- [Task requirements]
1. For each statement below, decide from the Sevastopol passage whether it agrees with the text, answering yes or no and quoting the deciding words: (a) Stefanovsky's father died at the battlefront. (b) The Bora moves along the water at a speed of 55 knots. (c) The village Komary was taken on the second day of the attack.
2. Reproduce part of the Sevastopol passage word for word, beginning at the words "Alas, Sevastopol… The" and stopping after the words "begging for forgiveness.".

- [Extract]
Stefanovsky visits the mayor’s reception. Stefanovsky writes open letters to the Ukrainian President, urging him to repeal the immoral law. Sevastopol newspapers print the letters of one President (of the Naval Assembly) to the other President (of Ukraine). Knowing Stefanovsky, I would not be surprised if President Kuchma goes ahead and revises the Law on Humanitarian Aid Taxation.

Alas, Sevastopol… The story with the Germans goes as follows. In all of World War II, Sevastopol is the only city the Wehrmacht paid for by simultaneous loss of two armies – one was beaten in 1941-1942, the other – in 1944. Becoming aware of this fact, the surviving Wehrmacht veterans came to Sevastopol to repent before the Great City and its inhabitants. Among those who received the group of delegates were members of the Naval Assembly.

The defeated came to the victors who were leaading a life of appalling poverty, and went down on their knees, begging for forgiveness.

Stefanovsky’s father died at the battlefront, possibly from a bullet of one of those old men that were now kneeling before him and before the city. And he forgave. Even though not everyone in Sevastopol understood and accepted this act of penitence. Those who don’t know how to pray don’t know how to forgive. Then there was a meeting of veterans of the battles for Sevastopol from both sides. Former 87th platoon commander of the infantry division, Lieutenant Elsner took stage. He told of the hardships they had to overcome when storming the village Komary near Balaklava to finally take it on the third day of continuous attack.

“If I hadn’t been wounded, like hell you’d take it!” yelled one of the Balaklava defenders from the audience.

The remark was translated to Elsner. He was quiet for a moment then said:

“The other week, I was told, in the Mekenzievy Gory (Mackenzie’s Mountains) they found remains of two soldiers, one Russian and one German. Their skeletons were interlocked in hand-to-hand combat. But I believe - they hugged after death.”

Stefanovsky tells this story like a parable. It’s close to his heart. He befriended Elsner and even came to visit him in Cologne…

Ship of the 21st Century

I’ve heard plenty about the hovercraft missile carrier Bora while still in Moscow. With the permission of the Black Sea Fleet commander, Admiral Victor Kravchenko, I am traveling to the other shore of the Severnaya Bukhta (Northern Bay), where a marine monster is stationed that looks more like an angular block of a camouflage-colored rock than a normal ship. The ship really is unusual. Imagine a thousand-and-a-half tonne rocket launch site that skims along the water with a speed of 55 knots (almost a hundred kilometers an hour). It’s the pride of the Fleet, the headship of Russia…

“And a victim of perestroika,” sums up the commander of the winged rarity, Captain of the 2nd Rank Nikolay Goncharov, a sharp-tongued and swift officer, a good match for his ship. “Why victim of perestroika? Judge for yourself. When the Military-Industrial Complex went into “starvation diet” mode, the unique battle ship with an experienced crew that had 13 missile-firing exercises under their belt, for several years stayed in the bay until its corrosion-ridden hull began to leak. Thanks to the Admiral Kravchenko – he ordered to place the Bora into the dock and transfer it into an active brigade of missile ships. He personally oversaw us and even performed the ship readiness check. No one has ever seen a fleet commander personally overseeing military service setup on any other ship!

- [Data rows]
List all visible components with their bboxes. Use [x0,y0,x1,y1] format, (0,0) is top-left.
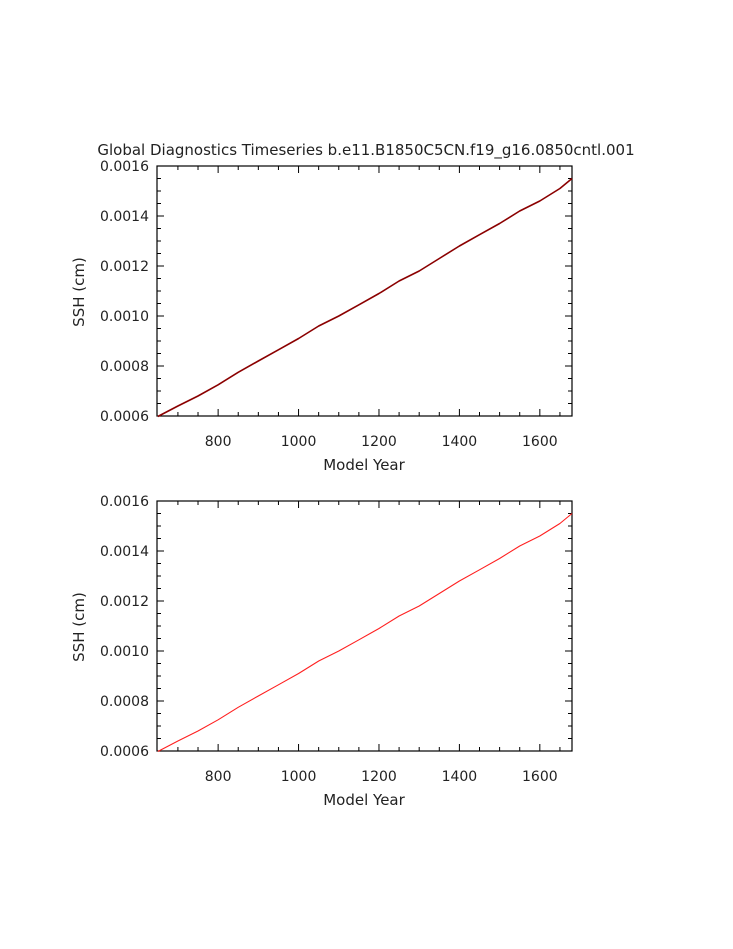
bottom-x-tick-label: 1000 [281,769,317,785]
bottom-y-tick-label: 0.0012 [100,594,149,610]
top-x-tick-label: 1400 [442,434,478,450]
bottom-y-tick-label: 0.0006 [100,744,149,760]
top-x-tick-label: 1600 [522,434,558,450]
bottom-ssh-series-line [157,513,573,752]
top-panel: Model Year SSH (cm) 800 1000 1200 1400 1600 0… [70,159,573,474]
top-y-axis-label: SSH (cm) [70,257,88,327]
bottom-panel: Model Year SSH (cm) 800 1000 1200 1400 1600 0… [70,494,573,809]
top-y-tick-label: 0.0010 [100,309,149,325]
top-y-tick-label: 0.0008 [100,359,149,375]
top-ssh-series-line [157,177,573,418]
bottom-y-axis-label: SSH (cm) [70,592,88,662]
chart-title: Global Diagnostics Timeseries b.e11.B185… [97,141,634,160]
bottom-plot-frame [156,500,573,752]
bottom-x-tick-label: 1400 [442,769,478,785]
bottom-y-tick-label: 0.0008 [100,694,149,710]
top-x-tick-label: 800 [205,434,232,450]
bottom-y-tick-label: 0.0010 [100,644,149,660]
bottom-x-tick-label: 1600 [522,769,558,785]
bottom-x-tick-label: 1200 [361,769,397,785]
top-x-axis-label: Model Year [323,456,405,474]
bottom-x-tick-label: 800 [205,769,232,785]
top-x-tick-label: 1200 [361,434,397,450]
top-y-tick-label: 0.0016 [100,159,149,175]
bottom-y-tick-label: 0.0014 [100,544,149,560]
bottom-y-tick-label: 0.0016 [100,494,149,510]
top-x-tick-label: 1000 [281,434,317,450]
bottom-x-axis-label: Model Year [323,791,405,809]
top-plot-frame [156,165,573,417]
top-y-tick-label: 0.0006 [100,409,149,425]
top-y-tick-label: 0.0014 [100,209,149,225]
top-y-tick-label: 0.0012 [100,259,149,275]
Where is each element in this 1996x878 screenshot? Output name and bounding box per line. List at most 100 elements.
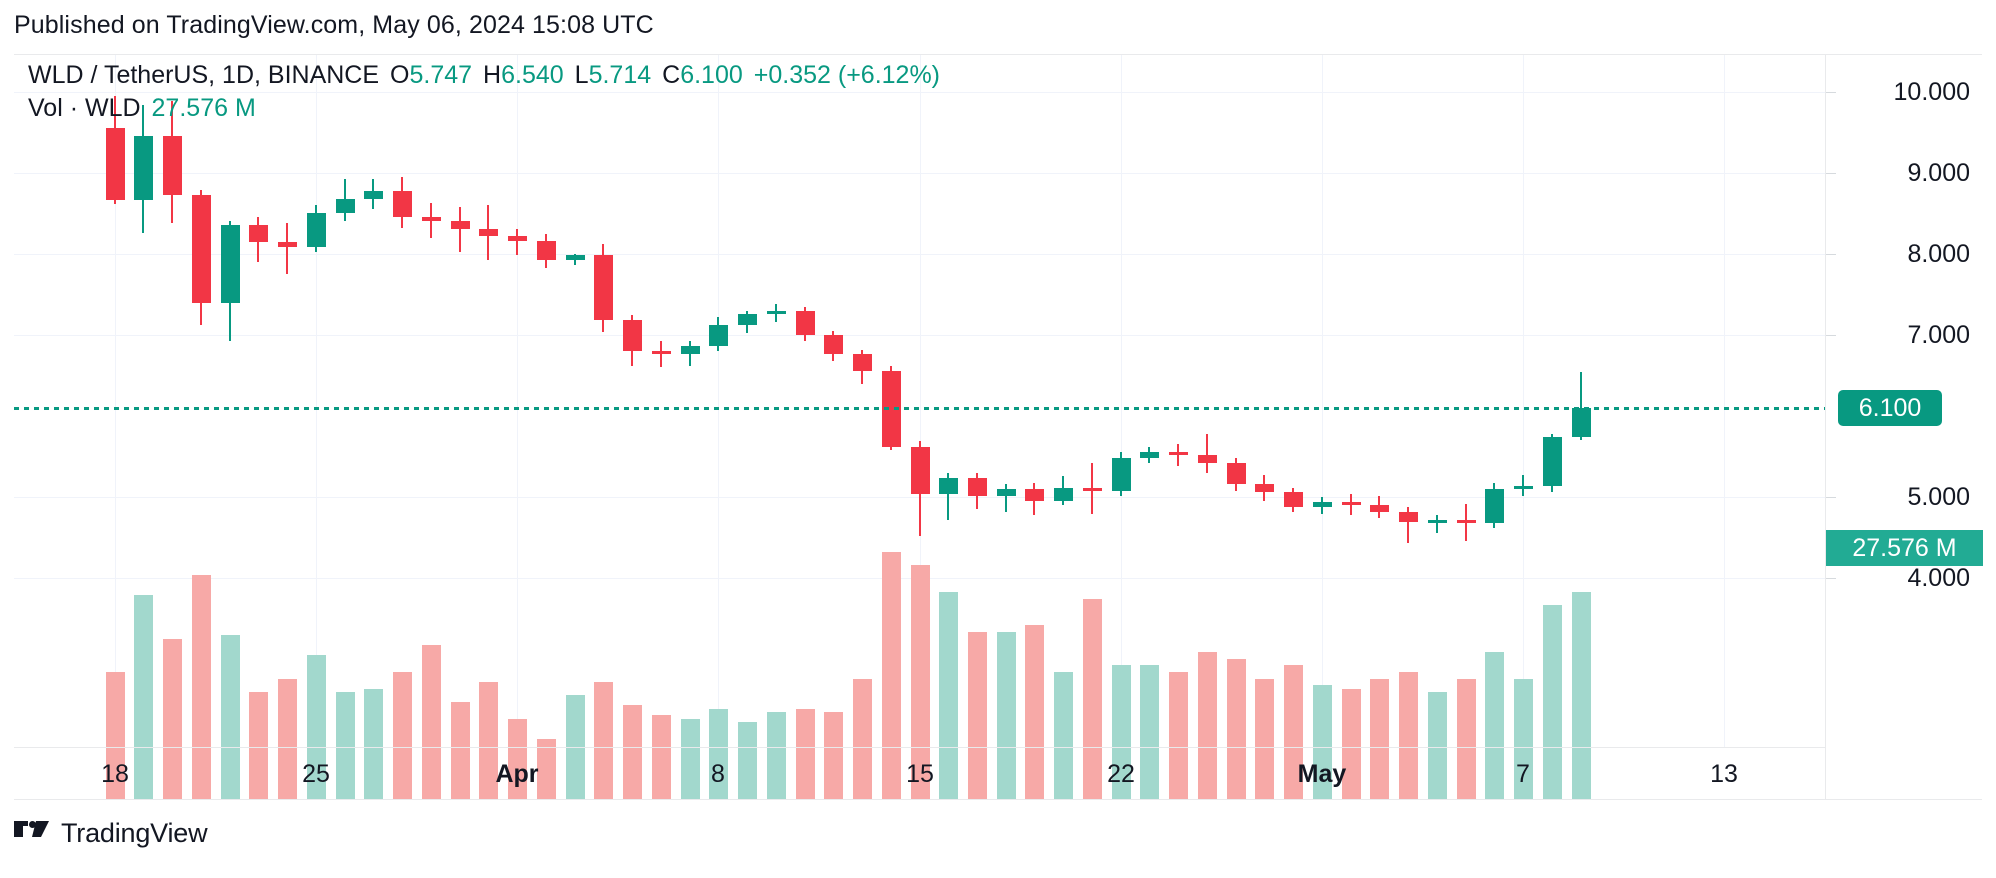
volume-bar (478, 682, 498, 799)
time-tick-label: 22 (1107, 760, 1135, 788)
volume-bar (996, 632, 1016, 799)
candle-body (1226, 463, 1246, 485)
candle-body (852, 354, 872, 371)
candle-body (536, 240, 556, 260)
candle-body (680, 346, 700, 355)
candle-body (938, 477, 958, 495)
time-tick-label: 25 (302, 760, 330, 788)
candle-body (191, 195, 211, 303)
volume-bar (1197, 652, 1217, 799)
volume-bar (450, 702, 470, 799)
volume-bar (881, 552, 901, 799)
volume-bar (1283, 665, 1303, 799)
price-tick-dash (1826, 92, 1836, 93)
price-tick-label: 10.000 (1893, 78, 1970, 106)
candle-wick (1436, 515, 1438, 534)
candle-wick (459, 206, 461, 253)
volume-bar (910, 565, 930, 799)
tradingview-brand-text: TradingView (61, 818, 208, 848)
price-axis[interactable]: 6.100 27.576 M 10.000 9.000 8.000 7.000 5.00… (1825, 55, 1983, 799)
candle-body (507, 235, 527, 241)
candle-body (248, 225, 268, 242)
candle-wick (947, 472, 949, 521)
candle-body (1111, 458, 1131, 491)
time-tick-label: Apr (495, 760, 539, 788)
volume-bar (1513, 679, 1533, 799)
published-caption: Published on TradingView.com, May 06, 20… (14, 11, 654, 39)
volume-bar (421, 645, 441, 799)
candle-body (1139, 451, 1159, 459)
current-price-badge: 6.100 (1838, 390, 1942, 426)
volume-bar (1111, 665, 1131, 799)
candle-body (1053, 487, 1073, 501)
time-tick-label: 18 (101, 760, 129, 788)
candle-body (1398, 511, 1418, 522)
candle-body (220, 225, 240, 303)
volume-bar (651, 715, 671, 799)
volume-bar (1369, 679, 1389, 799)
volume-bar (133, 595, 153, 799)
grid-line-vertical (1523, 55, 1524, 747)
volume-bar (1427, 692, 1447, 799)
grid-line-horizontal (14, 92, 1825, 93)
candle-wick (286, 223, 288, 275)
candle-body (478, 229, 498, 236)
candle-wick (1005, 484, 1007, 512)
volume-bar (823, 712, 843, 799)
candle-body (766, 310, 786, 314)
time-tick-label: 7 (1516, 760, 1530, 788)
candle-body (335, 198, 355, 214)
candle-wick (516, 229, 518, 256)
chart-container[interactable]: 18 25 Apr 8 15 22 May 7 13 6.100 27.576 M 10.000… (14, 54, 1983, 800)
time-tick-label: 13 (1710, 760, 1738, 788)
candle-body (565, 255, 585, 260)
grid-line-vertical (517, 55, 518, 747)
candle-body (450, 221, 470, 230)
volume-bar (1398, 672, 1418, 799)
volume-bar (1542, 605, 1562, 799)
candle-body (1312, 502, 1332, 508)
tradingview-logo-icon (14, 821, 50, 845)
candle-body (1513, 485, 1533, 490)
volume-bar (1082, 599, 1102, 799)
candle-body (996, 489, 1016, 496)
grid-line-vertical (920, 55, 921, 747)
candle-body (1484, 489, 1504, 524)
candle-wick (1407, 507, 1409, 543)
price-tick-dash (1826, 578, 1836, 579)
price-tick-dash (1826, 173, 1836, 174)
volume-bar (795, 709, 815, 799)
time-tick-label: 8 (711, 760, 725, 788)
volume-bar (536, 739, 556, 799)
candle-body (105, 128, 125, 201)
grid-line-horizontal (14, 173, 1825, 174)
volume-bar (766, 712, 786, 799)
grid-line-vertical (718, 55, 719, 747)
time-tick-label: 15 (906, 760, 934, 788)
price-tick-dash (1826, 254, 1836, 255)
candle-body (1542, 437, 1562, 486)
volume-bar (1226, 659, 1246, 799)
volume-bar (162, 639, 182, 799)
candle-body (1456, 520, 1476, 524)
candle-body (1168, 451, 1188, 456)
tradingview-footer[interactable]: TradingView (14, 816, 208, 850)
chart-plot-area[interactable] (14, 55, 1825, 799)
candle-body (363, 190, 383, 199)
candle-body (1024, 489, 1044, 501)
candle-body (162, 136, 182, 196)
volume-bar (105, 672, 125, 799)
candle-body (1427, 520, 1447, 524)
candle-body (306, 213, 326, 248)
volume-bar (1254, 679, 1274, 799)
candle-body (910, 447, 930, 495)
volume-bar (1053, 672, 1073, 799)
candle-body (651, 351, 671, 355)
time-axis[interactable]: 18 25 Apr 8 15 22 May 7 13 (14, 747, 1825, 799)
volume-bar (335, 692, 355, 799)
volume-bar (1168, 672, 1188, 799)
candle-body (737, 313, 757, 326)
volume-bar (852, 679, 872, 799)
volume-bar (737, 722, 757, 799)
candle-body (421, 216, 441, 222)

- [Solution set]
1.
(a) Yes: "Stefanovsky’s father died at the battlefront"
(b) Yes: "skims along the water with a speed of 55 knots"
(c) No: "to finally take it on the third day of continuous attack"

2.
Alas, Sevastopol… The story with the Germans goes as follows. In all of World War II, Sevastopol is the only city the Wehrmacht paid for by simultaneous loss of two armies – one was beaten in 1941-1942, the other – in 1944. Becoming aware of this fact, the surviving Wehrmacht veterans came to Sevastopol to repent before the Great City and its inhabitants. Among those who received the group of delegates were members of the Naval Assembly.

The defeated came to the victors who were leaading a life of appalling poverty, and went down on their knees, begging for forgiveness.